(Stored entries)
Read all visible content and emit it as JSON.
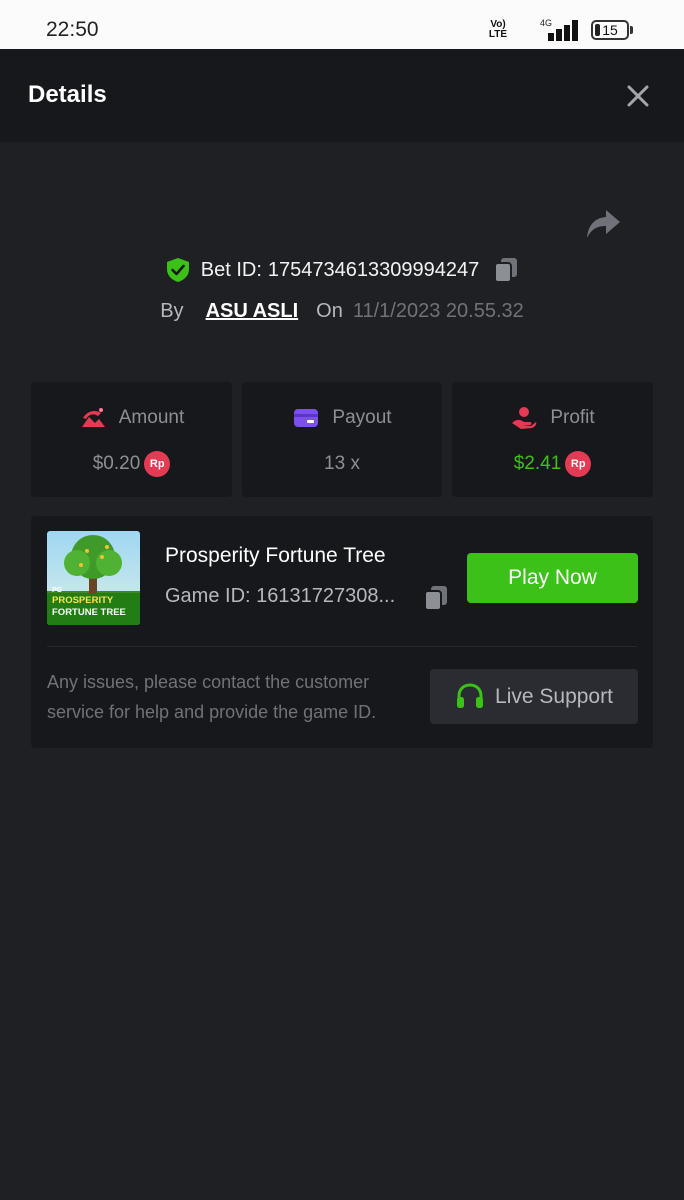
{
  "status_bar": {
    "time": "22:50",
    "volte_top": "Vo)",
    "volte_bottom": "LTE",
    "network": "4G",
    "battery": "15"
  },
  "header": {
    "title": "Details"
  },
  "bet": {
    "id_label": "Bet ID:",
    "id_value": "1754734613309994247",
    "by_label": "By",
    "username": "ASU ASLI",
    "on_label": "On",
    "date": "11/1/2023 20.55.32"
  },
  "stats": {
    "amount": {
      "label": "Amount",
      "value": "$0.20",
      "badge": "Rp"
    },
    "payout": {
      "label": "Payout",
      "value": "13 x"
    },
    "profit": {
      "label": "Profit",
      "value": "$2.41",
      "badge": "Rp"
    }
  },
  "game": {
    "name": "Prosperity Fortune Tree",
    "id_text": "Game ID: 16131727308...",
    "thumb_brand": "PG",
    "thumb_line1": "PROSPERITY",
    "thumb_line2": "FORTUNE TREE",
    "play_label": "Play Now"
  },
  "support": {
    "text": "Any issues, please contact the customer service for help and provide the game ID.",
    "button_label": "Live Support"
  },
  "colors": {
    "background": "#1f2024",
    "panel": "#17181c",
    "accent_green": "#3bc117",
    "badge_red": "#e33b53",
    "payout_purple": "#7b4ff0"
  }
}
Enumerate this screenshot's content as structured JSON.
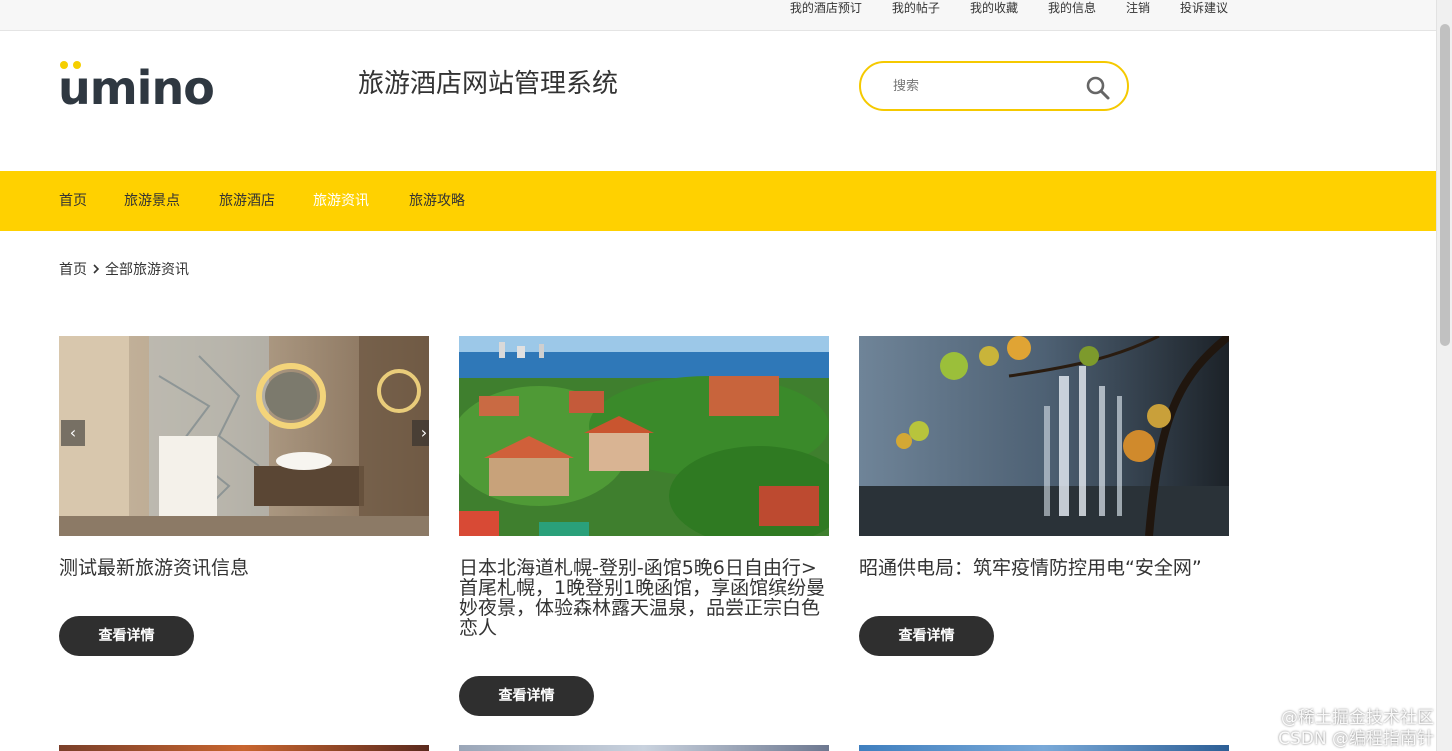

• **Brief**
Collect each line of the entries that has the word "JSON", copying it in full.

• **Worked solution**
Read all visible content and emit it as JSON.
Enumerate this screenshot's content as structured JSON.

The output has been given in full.